● **SELECTED TEXT**
-----

Data Nation is a production of MIT's Institute for Data, Systems, and Society, with Voxtopica.
Speaker 1 (00:04):
Welcome to Data Nation, and I'm Munther Dahleh, the Director of the MIT's Institute of Data Systems and Society. Today on Data Nation, Liberty and Scott are looking into the truth behind data privacy.
Speaker 2 (00:23):
Your rights are being violated, and most people don't even know it. Your data is used by governments, corporations, charities, and many others to manipulate, convince, sway, and sell you in every way imaginable. The newest, biggest, baddest guy on the block, the most influential industry today is data. So it begs the question of what kind of toll does that take on us as a society?

-----

Records contained in a dataset:

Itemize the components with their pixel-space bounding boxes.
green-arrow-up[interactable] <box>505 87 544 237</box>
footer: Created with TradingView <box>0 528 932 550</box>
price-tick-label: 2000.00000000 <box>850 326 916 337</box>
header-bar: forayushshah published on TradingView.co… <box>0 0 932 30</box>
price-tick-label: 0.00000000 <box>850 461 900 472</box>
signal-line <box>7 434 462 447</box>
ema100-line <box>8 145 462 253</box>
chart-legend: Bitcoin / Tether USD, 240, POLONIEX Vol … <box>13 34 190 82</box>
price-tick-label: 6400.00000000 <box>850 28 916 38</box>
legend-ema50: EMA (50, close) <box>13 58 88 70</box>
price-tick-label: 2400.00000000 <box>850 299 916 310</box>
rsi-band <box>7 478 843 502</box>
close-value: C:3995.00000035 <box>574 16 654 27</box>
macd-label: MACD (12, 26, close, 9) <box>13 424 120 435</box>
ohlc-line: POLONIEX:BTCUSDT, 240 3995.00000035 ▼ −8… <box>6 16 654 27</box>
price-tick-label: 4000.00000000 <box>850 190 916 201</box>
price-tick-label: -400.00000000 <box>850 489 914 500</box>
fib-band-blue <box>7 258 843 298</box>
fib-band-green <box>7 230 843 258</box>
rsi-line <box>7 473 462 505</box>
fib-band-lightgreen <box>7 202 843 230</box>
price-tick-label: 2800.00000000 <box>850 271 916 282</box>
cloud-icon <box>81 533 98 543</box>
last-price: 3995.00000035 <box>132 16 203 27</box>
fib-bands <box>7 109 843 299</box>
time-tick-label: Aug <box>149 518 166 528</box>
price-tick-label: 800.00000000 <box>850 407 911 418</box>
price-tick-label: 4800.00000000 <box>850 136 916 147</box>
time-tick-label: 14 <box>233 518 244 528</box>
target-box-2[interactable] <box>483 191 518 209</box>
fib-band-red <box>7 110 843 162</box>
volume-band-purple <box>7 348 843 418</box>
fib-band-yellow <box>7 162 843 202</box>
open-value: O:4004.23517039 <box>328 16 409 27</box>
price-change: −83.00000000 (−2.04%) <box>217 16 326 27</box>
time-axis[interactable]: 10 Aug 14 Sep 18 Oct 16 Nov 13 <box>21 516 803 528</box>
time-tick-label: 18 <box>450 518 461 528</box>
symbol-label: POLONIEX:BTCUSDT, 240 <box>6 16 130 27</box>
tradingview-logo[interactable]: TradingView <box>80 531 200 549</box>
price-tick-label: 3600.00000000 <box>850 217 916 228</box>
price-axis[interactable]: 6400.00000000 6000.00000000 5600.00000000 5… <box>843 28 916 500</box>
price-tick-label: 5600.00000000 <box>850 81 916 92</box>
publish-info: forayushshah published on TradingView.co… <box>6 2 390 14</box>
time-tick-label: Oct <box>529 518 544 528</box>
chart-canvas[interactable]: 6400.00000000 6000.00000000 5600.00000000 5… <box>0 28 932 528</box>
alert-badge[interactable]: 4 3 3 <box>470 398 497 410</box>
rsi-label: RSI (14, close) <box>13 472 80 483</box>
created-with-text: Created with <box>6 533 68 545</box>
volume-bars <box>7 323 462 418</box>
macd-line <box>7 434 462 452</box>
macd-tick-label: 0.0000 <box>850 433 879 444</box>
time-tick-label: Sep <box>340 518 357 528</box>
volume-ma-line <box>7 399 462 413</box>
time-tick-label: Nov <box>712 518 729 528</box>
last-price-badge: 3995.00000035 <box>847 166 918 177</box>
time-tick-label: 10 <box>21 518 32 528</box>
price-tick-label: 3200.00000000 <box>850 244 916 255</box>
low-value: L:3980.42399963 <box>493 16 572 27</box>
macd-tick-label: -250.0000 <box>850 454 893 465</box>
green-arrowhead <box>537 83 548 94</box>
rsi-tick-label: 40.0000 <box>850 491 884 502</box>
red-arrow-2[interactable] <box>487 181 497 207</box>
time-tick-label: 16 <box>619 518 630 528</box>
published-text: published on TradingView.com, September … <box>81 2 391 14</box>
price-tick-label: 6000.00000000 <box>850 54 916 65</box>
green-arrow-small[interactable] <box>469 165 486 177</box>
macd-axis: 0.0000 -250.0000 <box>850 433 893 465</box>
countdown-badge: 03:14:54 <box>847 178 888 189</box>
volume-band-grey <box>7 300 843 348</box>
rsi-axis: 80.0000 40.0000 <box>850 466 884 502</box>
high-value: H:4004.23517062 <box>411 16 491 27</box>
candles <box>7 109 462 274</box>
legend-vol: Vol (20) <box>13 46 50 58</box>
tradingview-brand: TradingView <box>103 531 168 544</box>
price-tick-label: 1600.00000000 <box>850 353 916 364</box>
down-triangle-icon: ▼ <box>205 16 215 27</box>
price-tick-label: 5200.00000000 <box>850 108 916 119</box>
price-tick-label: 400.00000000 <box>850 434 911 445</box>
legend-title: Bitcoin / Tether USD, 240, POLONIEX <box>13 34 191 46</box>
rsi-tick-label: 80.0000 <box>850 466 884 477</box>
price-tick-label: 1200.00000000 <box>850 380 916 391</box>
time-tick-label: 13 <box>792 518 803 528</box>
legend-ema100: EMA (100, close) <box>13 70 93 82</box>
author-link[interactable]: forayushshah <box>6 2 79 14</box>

-----

Please reproduce the part of the Data Nation transcript above that opens with "Data Nation is" and closes with "as a society?".

Data Nation is a production of MIT's Institute for Data, Systems, and Society, with Voxtopica.
Speaker 1 (00:04):
Welcome to Data Nation, and I'm Munther Dahleh, the Director of the MIT's Institute of Data Systems and Society. Today on Data Nation, Liberty and Scott are looking into the truth behind data privacy.
Speaker 2 (00:23):
Your rights are being violated, and most people don't even know it. Your data is used by governments, corporations, charities, and many others to manipulate, convince, sway, and sell you in every way imaginable. The newest, biggest, baddest guy on the block, the most influential industry today is data. So it begs the question of what kind of toll does that take on us as a society?